PROBLEM TO WORK ON →
In how many lines of the data does the word "name" appear? Give the number by itself.

(Recorded data)
──────────
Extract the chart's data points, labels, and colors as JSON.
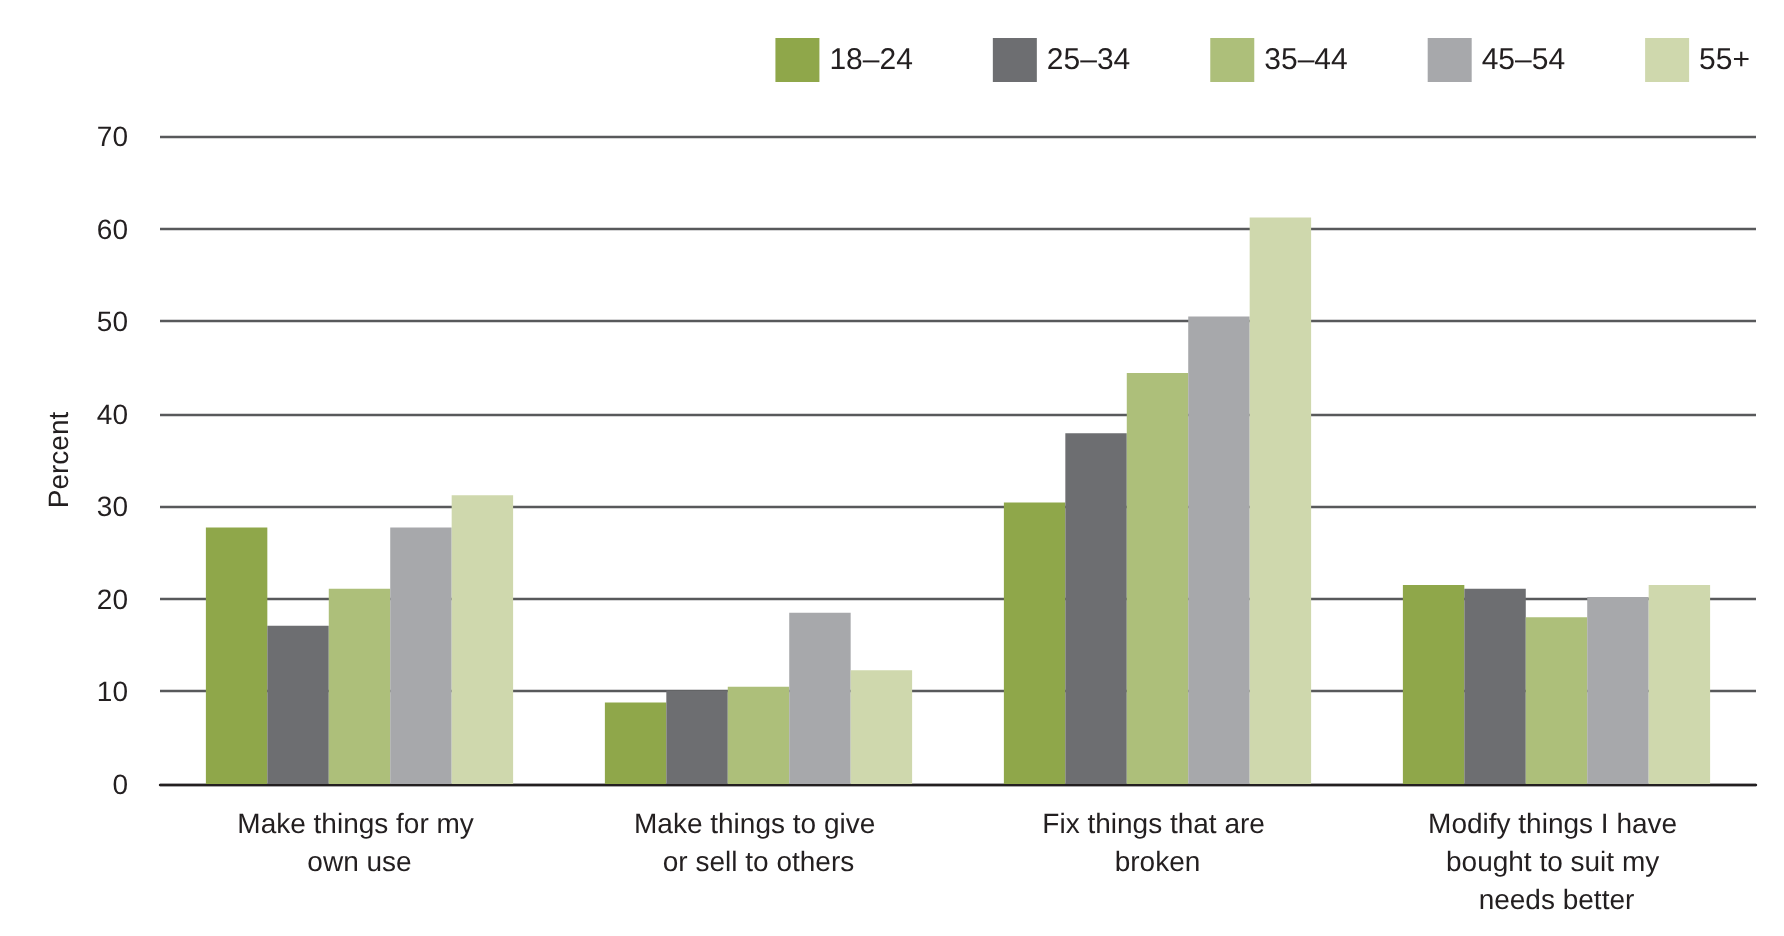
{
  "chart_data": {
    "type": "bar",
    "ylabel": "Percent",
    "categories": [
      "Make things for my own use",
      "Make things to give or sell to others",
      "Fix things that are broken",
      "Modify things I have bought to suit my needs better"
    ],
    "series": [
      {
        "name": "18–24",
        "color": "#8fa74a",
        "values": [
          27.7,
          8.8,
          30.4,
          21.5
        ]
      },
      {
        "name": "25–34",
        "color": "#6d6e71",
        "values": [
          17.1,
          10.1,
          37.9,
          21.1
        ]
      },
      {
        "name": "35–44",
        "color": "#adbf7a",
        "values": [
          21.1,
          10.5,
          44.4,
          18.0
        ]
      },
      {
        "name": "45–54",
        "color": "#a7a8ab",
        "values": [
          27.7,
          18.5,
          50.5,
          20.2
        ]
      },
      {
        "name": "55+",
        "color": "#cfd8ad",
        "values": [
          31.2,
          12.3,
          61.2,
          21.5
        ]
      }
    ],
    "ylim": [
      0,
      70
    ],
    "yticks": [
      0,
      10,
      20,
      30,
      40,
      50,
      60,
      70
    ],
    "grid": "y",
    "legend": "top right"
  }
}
──────────
CORRECT RESPONSE →
5